Records about charts and figures >>
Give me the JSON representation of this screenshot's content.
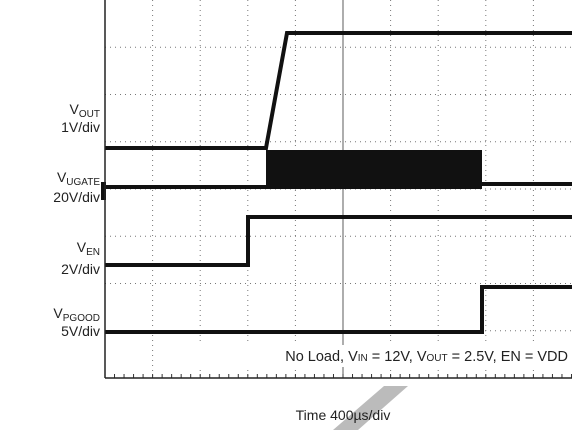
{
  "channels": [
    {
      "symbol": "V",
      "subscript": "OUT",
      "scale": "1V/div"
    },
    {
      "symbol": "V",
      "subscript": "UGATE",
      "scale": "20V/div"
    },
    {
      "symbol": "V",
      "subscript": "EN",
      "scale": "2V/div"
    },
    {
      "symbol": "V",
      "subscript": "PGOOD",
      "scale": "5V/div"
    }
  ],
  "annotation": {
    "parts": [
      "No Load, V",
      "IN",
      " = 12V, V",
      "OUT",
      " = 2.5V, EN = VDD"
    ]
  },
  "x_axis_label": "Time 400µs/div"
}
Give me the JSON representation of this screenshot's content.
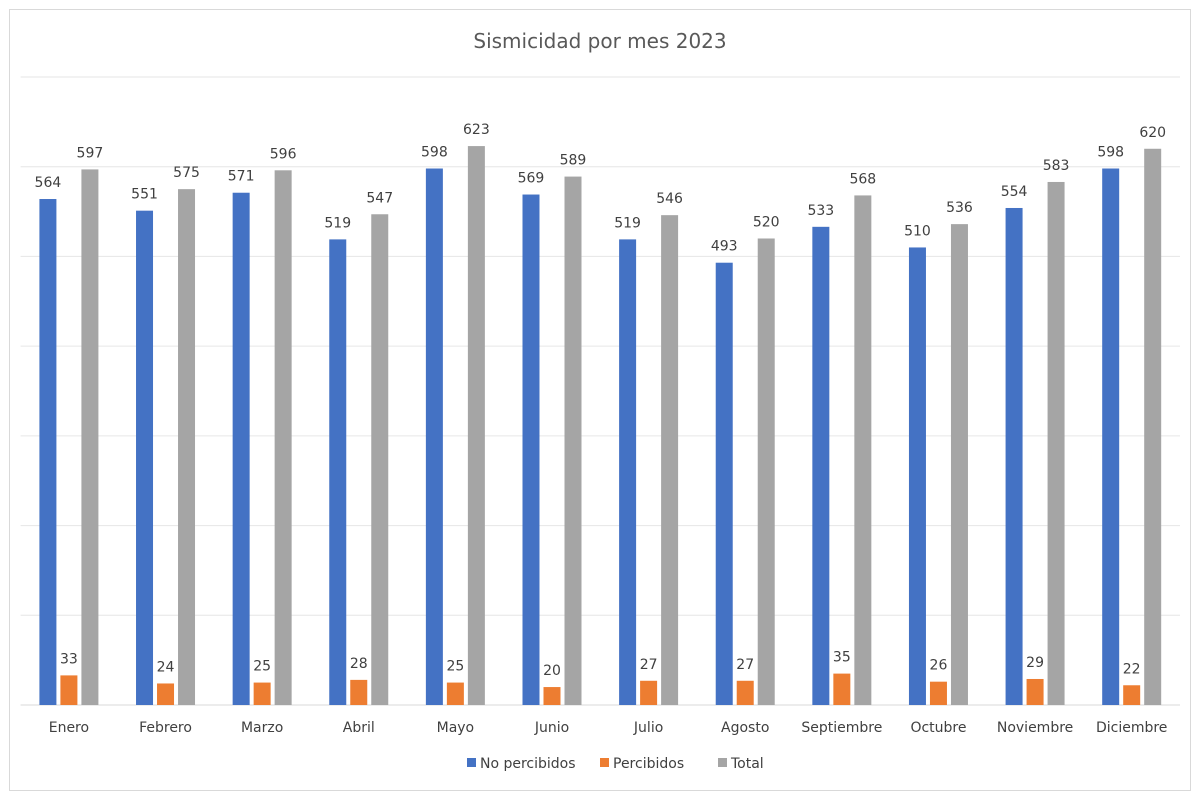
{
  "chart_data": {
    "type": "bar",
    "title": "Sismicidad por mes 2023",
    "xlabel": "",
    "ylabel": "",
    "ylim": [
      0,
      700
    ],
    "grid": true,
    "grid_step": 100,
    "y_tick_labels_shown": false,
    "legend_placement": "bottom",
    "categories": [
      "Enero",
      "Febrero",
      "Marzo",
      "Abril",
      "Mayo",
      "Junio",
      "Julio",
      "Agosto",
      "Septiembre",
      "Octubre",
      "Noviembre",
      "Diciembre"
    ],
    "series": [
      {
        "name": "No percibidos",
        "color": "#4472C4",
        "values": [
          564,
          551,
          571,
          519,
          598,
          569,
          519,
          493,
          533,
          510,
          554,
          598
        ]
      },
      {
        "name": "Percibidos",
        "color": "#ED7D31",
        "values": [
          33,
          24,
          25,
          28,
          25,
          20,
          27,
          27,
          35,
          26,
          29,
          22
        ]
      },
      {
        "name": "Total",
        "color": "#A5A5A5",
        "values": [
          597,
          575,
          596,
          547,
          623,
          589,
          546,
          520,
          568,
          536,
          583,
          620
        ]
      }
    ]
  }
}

==

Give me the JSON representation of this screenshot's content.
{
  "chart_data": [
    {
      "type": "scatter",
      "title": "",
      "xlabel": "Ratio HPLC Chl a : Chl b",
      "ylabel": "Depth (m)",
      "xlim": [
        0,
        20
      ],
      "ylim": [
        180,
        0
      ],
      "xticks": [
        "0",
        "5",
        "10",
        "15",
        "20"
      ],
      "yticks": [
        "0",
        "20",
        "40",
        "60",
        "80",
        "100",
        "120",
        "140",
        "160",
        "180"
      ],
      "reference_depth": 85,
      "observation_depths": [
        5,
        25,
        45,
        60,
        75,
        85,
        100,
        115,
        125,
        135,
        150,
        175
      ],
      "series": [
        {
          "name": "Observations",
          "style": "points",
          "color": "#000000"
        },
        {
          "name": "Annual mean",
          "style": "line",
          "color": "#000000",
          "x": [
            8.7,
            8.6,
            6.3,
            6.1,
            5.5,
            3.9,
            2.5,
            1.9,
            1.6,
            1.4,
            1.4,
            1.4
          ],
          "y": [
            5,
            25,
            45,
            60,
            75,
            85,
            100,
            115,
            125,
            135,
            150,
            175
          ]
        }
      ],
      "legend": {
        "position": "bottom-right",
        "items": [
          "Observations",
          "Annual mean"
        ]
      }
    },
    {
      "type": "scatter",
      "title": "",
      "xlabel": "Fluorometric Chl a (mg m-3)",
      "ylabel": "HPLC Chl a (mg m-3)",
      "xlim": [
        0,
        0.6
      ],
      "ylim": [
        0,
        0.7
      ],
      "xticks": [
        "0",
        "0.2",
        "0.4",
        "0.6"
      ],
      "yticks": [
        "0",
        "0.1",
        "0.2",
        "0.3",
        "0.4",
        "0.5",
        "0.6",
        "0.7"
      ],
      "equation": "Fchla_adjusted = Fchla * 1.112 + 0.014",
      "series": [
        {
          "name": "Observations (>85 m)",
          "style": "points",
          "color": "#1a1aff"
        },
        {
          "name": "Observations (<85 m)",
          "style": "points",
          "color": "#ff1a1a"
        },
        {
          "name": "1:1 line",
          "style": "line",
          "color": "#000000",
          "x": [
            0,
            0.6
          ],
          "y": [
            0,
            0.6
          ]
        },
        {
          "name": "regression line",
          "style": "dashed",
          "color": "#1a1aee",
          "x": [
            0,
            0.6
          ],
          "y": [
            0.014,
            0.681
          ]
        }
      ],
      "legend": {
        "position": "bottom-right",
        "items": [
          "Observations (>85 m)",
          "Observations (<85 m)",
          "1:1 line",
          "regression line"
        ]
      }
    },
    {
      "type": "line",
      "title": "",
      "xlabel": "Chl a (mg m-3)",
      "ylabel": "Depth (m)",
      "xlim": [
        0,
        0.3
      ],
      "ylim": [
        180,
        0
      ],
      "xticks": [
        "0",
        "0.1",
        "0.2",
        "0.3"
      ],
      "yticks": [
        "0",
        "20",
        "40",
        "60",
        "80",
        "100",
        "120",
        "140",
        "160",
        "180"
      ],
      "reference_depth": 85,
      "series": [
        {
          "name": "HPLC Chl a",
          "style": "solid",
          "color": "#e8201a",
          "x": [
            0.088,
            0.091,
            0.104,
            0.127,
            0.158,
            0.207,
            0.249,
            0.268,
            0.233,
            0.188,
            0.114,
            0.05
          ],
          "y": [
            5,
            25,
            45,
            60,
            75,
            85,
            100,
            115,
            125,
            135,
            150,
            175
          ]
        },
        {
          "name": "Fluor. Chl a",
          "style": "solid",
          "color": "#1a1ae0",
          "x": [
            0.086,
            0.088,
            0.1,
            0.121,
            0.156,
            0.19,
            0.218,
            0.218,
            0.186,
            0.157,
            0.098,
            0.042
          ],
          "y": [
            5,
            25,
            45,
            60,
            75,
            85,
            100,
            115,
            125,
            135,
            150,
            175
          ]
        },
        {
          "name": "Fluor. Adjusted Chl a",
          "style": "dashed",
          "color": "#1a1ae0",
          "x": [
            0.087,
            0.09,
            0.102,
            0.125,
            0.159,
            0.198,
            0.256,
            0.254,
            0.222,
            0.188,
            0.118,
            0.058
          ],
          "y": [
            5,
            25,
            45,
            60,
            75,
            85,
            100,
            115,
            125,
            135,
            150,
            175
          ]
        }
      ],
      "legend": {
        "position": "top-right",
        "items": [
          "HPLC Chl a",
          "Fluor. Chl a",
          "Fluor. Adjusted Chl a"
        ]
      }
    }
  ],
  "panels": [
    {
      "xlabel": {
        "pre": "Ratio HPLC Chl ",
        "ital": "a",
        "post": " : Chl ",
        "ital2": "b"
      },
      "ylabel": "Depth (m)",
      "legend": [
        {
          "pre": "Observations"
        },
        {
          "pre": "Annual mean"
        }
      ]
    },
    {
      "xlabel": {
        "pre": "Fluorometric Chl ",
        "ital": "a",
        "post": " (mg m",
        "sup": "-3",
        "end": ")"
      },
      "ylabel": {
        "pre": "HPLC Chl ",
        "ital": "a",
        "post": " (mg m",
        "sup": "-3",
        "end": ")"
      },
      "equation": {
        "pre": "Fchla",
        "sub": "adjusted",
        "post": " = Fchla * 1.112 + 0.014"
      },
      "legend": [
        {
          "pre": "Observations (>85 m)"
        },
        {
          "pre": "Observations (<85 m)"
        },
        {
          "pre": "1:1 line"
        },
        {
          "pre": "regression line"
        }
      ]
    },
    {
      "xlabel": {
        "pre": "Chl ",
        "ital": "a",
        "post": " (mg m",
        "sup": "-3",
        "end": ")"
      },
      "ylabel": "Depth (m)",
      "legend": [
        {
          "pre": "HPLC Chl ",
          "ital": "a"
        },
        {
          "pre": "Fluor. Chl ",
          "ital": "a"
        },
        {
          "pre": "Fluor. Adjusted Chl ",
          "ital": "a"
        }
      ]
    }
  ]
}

Requirements >>
Search the records above for the string "regression". Copy every line that contains it.

Expected answer >>
          "name": "regression line",
          "regression line"
          "pre": "regression line"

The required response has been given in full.